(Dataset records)
____
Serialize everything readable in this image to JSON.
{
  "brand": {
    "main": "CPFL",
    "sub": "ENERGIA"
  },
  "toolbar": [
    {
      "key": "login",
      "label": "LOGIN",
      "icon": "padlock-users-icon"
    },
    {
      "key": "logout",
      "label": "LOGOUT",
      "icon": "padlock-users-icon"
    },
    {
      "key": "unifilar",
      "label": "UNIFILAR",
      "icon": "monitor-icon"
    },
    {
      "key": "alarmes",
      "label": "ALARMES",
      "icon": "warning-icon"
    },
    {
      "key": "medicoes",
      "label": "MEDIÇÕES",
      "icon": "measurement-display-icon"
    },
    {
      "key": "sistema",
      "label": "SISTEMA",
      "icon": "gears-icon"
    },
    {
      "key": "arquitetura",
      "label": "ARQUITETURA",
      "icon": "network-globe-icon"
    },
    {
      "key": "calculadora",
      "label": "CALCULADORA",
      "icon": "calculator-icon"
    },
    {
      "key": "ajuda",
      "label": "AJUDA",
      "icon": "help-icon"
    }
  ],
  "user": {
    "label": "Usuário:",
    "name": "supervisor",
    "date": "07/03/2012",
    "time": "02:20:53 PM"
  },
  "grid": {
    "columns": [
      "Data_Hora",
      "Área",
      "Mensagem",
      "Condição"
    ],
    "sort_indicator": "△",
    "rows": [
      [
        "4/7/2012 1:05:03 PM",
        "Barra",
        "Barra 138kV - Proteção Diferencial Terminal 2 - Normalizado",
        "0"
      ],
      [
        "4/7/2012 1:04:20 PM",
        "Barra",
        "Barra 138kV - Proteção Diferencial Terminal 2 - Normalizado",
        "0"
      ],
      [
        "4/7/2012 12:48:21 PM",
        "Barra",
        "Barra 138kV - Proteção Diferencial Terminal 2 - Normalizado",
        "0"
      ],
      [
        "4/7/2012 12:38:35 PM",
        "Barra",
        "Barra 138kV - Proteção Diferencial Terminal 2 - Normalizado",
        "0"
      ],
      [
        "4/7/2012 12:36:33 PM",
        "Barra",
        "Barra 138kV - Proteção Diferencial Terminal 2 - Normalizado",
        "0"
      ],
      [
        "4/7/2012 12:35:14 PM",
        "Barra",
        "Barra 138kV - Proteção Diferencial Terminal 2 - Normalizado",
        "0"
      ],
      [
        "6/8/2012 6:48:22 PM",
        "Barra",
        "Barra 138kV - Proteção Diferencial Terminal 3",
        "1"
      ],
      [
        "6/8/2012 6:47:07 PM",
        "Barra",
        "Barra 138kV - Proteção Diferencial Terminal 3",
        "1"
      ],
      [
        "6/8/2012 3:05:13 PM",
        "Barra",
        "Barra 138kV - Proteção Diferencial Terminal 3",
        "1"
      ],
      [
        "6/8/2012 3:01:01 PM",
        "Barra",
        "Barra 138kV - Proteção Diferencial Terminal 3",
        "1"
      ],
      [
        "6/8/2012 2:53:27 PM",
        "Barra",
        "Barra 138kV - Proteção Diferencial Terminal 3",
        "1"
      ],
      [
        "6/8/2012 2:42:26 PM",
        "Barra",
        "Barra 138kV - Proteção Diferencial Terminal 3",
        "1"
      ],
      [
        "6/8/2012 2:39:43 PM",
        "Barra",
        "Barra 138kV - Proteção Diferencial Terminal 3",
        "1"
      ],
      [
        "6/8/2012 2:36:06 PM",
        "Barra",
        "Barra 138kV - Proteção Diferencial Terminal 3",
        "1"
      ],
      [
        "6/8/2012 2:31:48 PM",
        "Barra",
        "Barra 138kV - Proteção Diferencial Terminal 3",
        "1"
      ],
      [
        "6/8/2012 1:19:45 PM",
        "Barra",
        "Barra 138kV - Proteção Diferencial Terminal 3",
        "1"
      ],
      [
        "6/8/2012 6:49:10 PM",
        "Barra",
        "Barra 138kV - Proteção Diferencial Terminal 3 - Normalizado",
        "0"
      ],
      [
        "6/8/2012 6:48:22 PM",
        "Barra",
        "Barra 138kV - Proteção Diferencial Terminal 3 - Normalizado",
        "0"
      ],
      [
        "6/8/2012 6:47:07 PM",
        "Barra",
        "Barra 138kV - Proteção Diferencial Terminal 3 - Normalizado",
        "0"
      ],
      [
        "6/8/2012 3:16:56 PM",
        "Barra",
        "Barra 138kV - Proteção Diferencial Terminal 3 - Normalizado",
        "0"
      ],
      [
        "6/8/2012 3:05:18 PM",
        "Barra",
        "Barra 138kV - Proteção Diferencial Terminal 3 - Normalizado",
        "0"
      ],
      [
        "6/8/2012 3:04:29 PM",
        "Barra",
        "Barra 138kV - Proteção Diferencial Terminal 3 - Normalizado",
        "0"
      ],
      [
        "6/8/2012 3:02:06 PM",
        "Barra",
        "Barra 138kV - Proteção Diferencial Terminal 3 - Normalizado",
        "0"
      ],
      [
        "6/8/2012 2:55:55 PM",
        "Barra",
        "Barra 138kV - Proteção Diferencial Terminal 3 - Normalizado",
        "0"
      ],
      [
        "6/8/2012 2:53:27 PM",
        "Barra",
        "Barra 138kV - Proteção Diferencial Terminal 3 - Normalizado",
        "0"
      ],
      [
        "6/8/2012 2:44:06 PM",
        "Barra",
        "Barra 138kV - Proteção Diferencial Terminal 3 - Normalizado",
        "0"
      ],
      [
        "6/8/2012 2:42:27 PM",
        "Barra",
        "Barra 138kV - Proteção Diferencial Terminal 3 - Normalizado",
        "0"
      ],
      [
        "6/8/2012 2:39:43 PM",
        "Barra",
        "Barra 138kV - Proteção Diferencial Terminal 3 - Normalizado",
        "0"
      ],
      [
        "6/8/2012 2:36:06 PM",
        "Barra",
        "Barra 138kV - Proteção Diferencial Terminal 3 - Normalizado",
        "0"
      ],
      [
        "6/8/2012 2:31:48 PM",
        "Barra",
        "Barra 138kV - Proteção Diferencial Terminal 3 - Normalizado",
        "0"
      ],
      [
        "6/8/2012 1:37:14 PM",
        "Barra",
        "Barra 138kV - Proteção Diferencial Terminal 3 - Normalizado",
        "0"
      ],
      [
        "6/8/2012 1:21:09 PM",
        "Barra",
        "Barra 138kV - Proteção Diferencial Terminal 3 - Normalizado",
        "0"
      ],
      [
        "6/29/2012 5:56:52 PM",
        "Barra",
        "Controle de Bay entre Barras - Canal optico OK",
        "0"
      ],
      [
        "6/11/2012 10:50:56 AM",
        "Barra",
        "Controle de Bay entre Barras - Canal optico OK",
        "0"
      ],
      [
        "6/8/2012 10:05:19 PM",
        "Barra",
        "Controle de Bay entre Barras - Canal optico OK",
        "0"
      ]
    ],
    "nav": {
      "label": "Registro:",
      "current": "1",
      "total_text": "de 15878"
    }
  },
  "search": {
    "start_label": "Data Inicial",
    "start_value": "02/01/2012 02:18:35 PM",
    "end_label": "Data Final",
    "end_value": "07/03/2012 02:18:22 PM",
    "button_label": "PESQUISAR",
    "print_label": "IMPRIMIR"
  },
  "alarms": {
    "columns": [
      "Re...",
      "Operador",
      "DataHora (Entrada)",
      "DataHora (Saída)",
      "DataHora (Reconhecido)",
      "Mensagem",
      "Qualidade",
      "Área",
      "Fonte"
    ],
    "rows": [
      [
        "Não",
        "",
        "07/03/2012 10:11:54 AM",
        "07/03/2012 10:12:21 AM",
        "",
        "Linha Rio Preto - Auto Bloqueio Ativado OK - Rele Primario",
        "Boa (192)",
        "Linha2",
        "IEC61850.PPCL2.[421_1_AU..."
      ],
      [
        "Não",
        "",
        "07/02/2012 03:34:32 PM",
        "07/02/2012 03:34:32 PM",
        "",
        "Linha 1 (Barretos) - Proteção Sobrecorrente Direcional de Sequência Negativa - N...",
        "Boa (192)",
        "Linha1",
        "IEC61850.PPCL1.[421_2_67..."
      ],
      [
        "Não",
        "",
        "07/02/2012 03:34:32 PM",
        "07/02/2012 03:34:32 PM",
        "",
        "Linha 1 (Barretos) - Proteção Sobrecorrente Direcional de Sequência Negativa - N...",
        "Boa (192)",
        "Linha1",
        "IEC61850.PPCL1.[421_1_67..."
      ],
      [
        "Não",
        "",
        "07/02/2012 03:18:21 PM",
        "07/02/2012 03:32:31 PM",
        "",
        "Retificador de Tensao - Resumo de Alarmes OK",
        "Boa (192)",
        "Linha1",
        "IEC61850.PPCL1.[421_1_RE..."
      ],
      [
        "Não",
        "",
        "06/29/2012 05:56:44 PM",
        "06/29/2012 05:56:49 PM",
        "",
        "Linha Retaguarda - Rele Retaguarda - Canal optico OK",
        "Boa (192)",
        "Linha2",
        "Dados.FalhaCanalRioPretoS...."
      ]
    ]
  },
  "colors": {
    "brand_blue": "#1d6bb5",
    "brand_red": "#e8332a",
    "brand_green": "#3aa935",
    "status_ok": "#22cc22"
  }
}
____
■ **Directions**: Filter the data, keeping only the lines that contain "Rele".

■ **The result**:
        "Linha Rio Preto - Auto Bloqueio Ativado OK - Rele Primario",
        "Linha Retaguarda - Rele Retaguarda - Canal optico OK",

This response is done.